Provided data
● ● ●

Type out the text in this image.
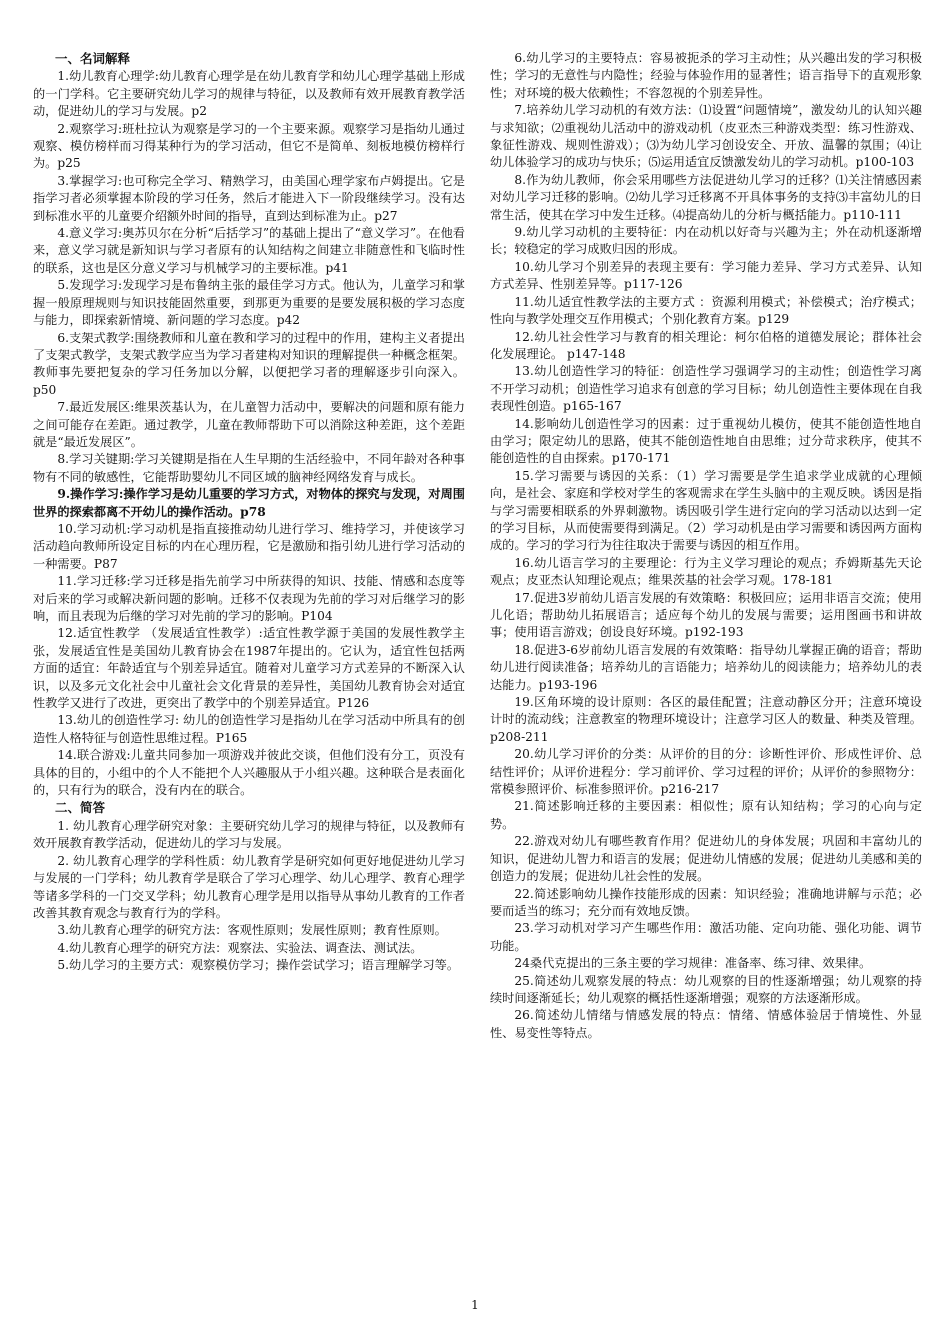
一、名词解释

1.幼儿教育心理学:幼儿教育心理学是在幼儿教育学和幼儿心理学基础上形成的一门学科。它主要研究幼儿学习的规律与特征，以及教师有效开展教育教学活动，促进幼儿的学习与发展。p2

2.观察学习:班杜拉认为观察是学习的一个主要来源。观察学习是指幼儿通过观察、模仿榜样而习得某种行为的学习活动，但它不是简单、刻板地模仿榜样行为。p25

3.掌握学习:也可称完全学习、精熟学习，由美国心理学家布卢姆提出。它是指学习者必须掌握本阶段的学习任务，然后才能进入下一阶段继续学习。没有达到标准水平的儿童要介绍额外时间的指导，直到达到标准为止。p27

4.意义学习:奥苏贝尔在分析“后括学习”的基础上提出了“意义学习”。在他看来，意义学习就是新知识与学习者原有的认知结构之间建立非随意性和飞临时性的联系，这也是区分意义学习与机械学习的主要标准。p41

5.发现学习:发现学习是布鲁纳主张的最佳学习方式。他认为，儿童学习和掌握一般原理规则与知识技能固然重要，到那更为重要的是要发展积极的学习态度与能力，即探索新情境、新问题的学习态度。p42

6.支架式教学:围绕教师和儿童在教和学习的过程中的作用，建构主义者提出了支架式教学，支架式教学应当为学习者建构对知识的理解提供一种概念框架。教师事先要把复杂的学习任务加以分解，以便把学习者的理解逐步引向深入。p50

7.最近发展区:维果茨基认为，在儿童智力活动中，要解决的问题和原有能力之间可能存在差距。通过教学，儿童在教师帮助下可以消除这种差距，这个差距就是“最近发展区”。

8.学习关键期:学习关键期是指在人生早期的生活经验中，不同年龄对各种事物有不同的敏感性，它能帮助婴幼儿不同区域的脑神经网络发育与成长。

9.操作学习:操作学习是幼儿重要的学习方式，对物体的探究与发现，对周围世界的探索都离不开幼儿的操作活动。p78

10.学习动机:学习动机是指直接推动幼儿进行学习、维持学习，并使该学习活动趋向教师所设定目标的内在心理历程，它是激励和指引幼儿进行学习活动的一种需要。P87

11.学习迁移:学习迁移是指先前学习中所获得的知识、技能、情感和态度等对后来的学习或解决新问题的影响。迁移不仅表现为先前的学习对后继学习的影响，而且表现为后继的学习对先前的学习的影响。P104

12.适宜性教学 （发展适宜性教学）:适宜性教学源于美国的发展性教学主张，发展适宜性是美国幼儿教育协会在1987年提出的。它认为，适宜性包括两方面的适宜：年龄适宜与个别差异适宜。随着对儿童学习方式差异的不断深入认识，以及多元文化社会中儿童社会文化背景的差异性，美国幼儿教育协会对适宜性教学又进行了改进，更突出了教学中的个别差异适宜。P126

13.幼儿的创造性学习: 幼儿的创造性学习是指幼儿在学习活动中所具有的创造性人格特征与创造性思维过程。P165

14.联合游戏:儿童共同参加一项游戏并彼此交谈，但他们没有分工，页没有具体的目的，小组中的个人不能把个人兴趣服从于小组兴趣。这种联合是表面化的，只有行为的联合，没有内在的联合。

二、简答

1. 幼儿教育心理学研究对象：主要研究幼儿学习的规律与特征，以及教师有效开展教育教学活动，促进幼儿的学习与发展。

2. 幼儿教育心理学的学科性质：幼儿教育学是研究如何更好地促进幼儿学习与发展的一门学科；幼儿教育学是联合了学习心理学、幼儿心理学、教育心理学等诸多学科的一门交叉学科；幼儿教育心理学是用以指导从事幼儿教育的工作者改善其教育观念与教育行为的学科。

3.幼儿教育心理学的研究方法：客观性原则；发展性原则；教育性原则。

4.幼儿教育心理学的研究方法：观察法、实验法、调查法、测试法。

5.幼儿学习的主要方式：观察模仿学习；操作尝试学习；语言理解学习等。

6.幼儿学习的主要特点：容易被扼杀的学习主动性；从兴趣出发的学习积极性；学习的无意性与内隐性；经验与体验作用的显著性；语言指导下的直观形象性；对环境的极大依赖性；不容忽视的个别差异性。

7.培养幼儿学习动机的有效方法：⑴设置“问题情境”，激发幼儿的认知兴趣与求知欲；⑵重视幼儿活动中的游戏动机（皮亚杰三种游戏类型：练习性游戏、象征性游戏、规则性游戏）；⑶为幼儿学习创设安全、开放、温馨的氛围；⑷让幼儿体验学习的成功与快乐；⑸运用适宜反馈激发幼儿的学习动机。p100-103

8.作为幼儿教师，你会采用哪些方法促进幼儿学习的迁移？⑴关注情感因素对幼儿学习迁移的影响。⑵幼儿学习迁移离不开具体事务的支持⑶丰富幼儿的日常生活，使其在学习中发生迁移。⑷提高幼儿的分析与概括能力。p110-111

9.幼儿学习动机的主要特征：内在动机以好奇与兴趣为主；外在动机逐渐增长；较稳定的学习成败归因的形成。

10.幼儿学习个别差异的表现主要有：学习能力差异、学习方式差异、认知方式差异、性别差异等。p117-126

11.幼儿适宜性教学法的主要方式 ：资源利用模式；补偿模式；治疗模式；性向与教学处理交互作用模式；个别化教育方案。p129

12.幼儿社会性学习与教育的相关理论：柯尔伯格的道德发展论；群体社会化发展理论。 p147-148

13.幼儿创造性学习的特征：创造性学习强调学习的主动性；创造性学习离不开学习动机；创造性学习追求有创意的学习目标；幼儿创造性主要体现在自我表现性创造。p165-167

14.影响幼儿创造性学习的因素：过于重视幼儿模仿，使其不能创造性地自由学习；限定幼儿的思路，使其不能创造性地自由思维；过分苛求秩序，使其不能创造性的自由探索。p170-171

15.学习需要与诱因的关系：（1）学习需要是学生追求学业成就的心理倾向，是社会、家庭和学校对学生的客观需求在学生头脑中的主观反映。诱因是指与学习需要相联系的外界刺激物。诱因吸引学生进行定向的学习活动以达到一定的学习目标，从而使需要得到满足。（2）学习动机是由学习需要和诱因两方面构成的。学习的学习行为往往取决于需要与诱因的相互作用。

16.幼儿语言学习的主要理论：行为主义学习理论的观点；乔姆斯基先天论观点；皮亚杰认知理论观点；维果茨基的社会学习观。178-181

17.促进3岁前幼儿语言发展的有效策略：积极回应；运用非语言交流；使用儿化语；帮助幼儿拓展语言；适应每个幼儿的发展与需要；运用图画书和讲故事；使用语言游戏；创设良好环境。p192-193

18.促进3-6岁前幼儿语言发展的有效策略：指导幼儿掌握正确的语音；帮助幼儿进行阅读准备；培养幼儿的言语能力；培养幼儿的阅读能力；培养幼儿的表达能力。p193-196

19.区角环境的设计原则：各区的最佳配置；注意动静区分开；注意环境设计时的流动线；注意教室的物理环境设计；注意学习区人的数量、种类及管理。p208-211

20.幼儿学习评价的分类：从评价的目的分：诊断性评价、形成性评价、总结性评价；从评价进程分：学习前评价、学习过程的评价；从评价的参照物分：常模参照评价、标准参照评价。p216-217

21.简述影响迁移的主要因素：相似性；原有认知结构；学习的心向与定势。

22.游戏对幼儿有哪些教育作用？促进幼儿的身体发展；巩固和丰富幼儿的知识，促进幼儿智力和语言的发展；促进幼儿情感的发展；促进幼儿美感和美的创造力的发展；促进幼儿社会性的发展。

22.简述影响幼儿操作技能形成的因素：知识经验；准确地讲解与示范；必要而适当的练习；充分而有效地反馈。

23.学习动机对学习产生哪些作用：激活功能、定向功能、强化功能、调节功能。

24桑代克提出的三条主要的学习规律：准备率、练习律、效果律。

25.简述幼儿观察发展的特点：幼儿观察的目的性逐渐增强；幼儿观察的持续时间逐渐延长；幼儿观察的概括性逐渐增强；观察的方法逐渐形成。

26.简述幼儿情绪与情感发展的特点：情绪、情感体验居于情境性、外显性、易变性等特点。

1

● ● ●

Challenge
Extract all lines from the material above that include the word "促进幼儿的学习与发展".

Written solution
1.幼儿教育心理学:幼儿教育心理学是在幼儿教育学和幼儿心理学基础上形成的一门学科。它主要研究幼儿学习的规律与特征，以及教师有效开展教育教学活动，促进幼儿的学习与发展。p2
1. 幼儿教育心理学研究对象：主要研究幼儿学习的规律与特征，以及教师有效开展教育教学活动，促进幼儿的学习与发展。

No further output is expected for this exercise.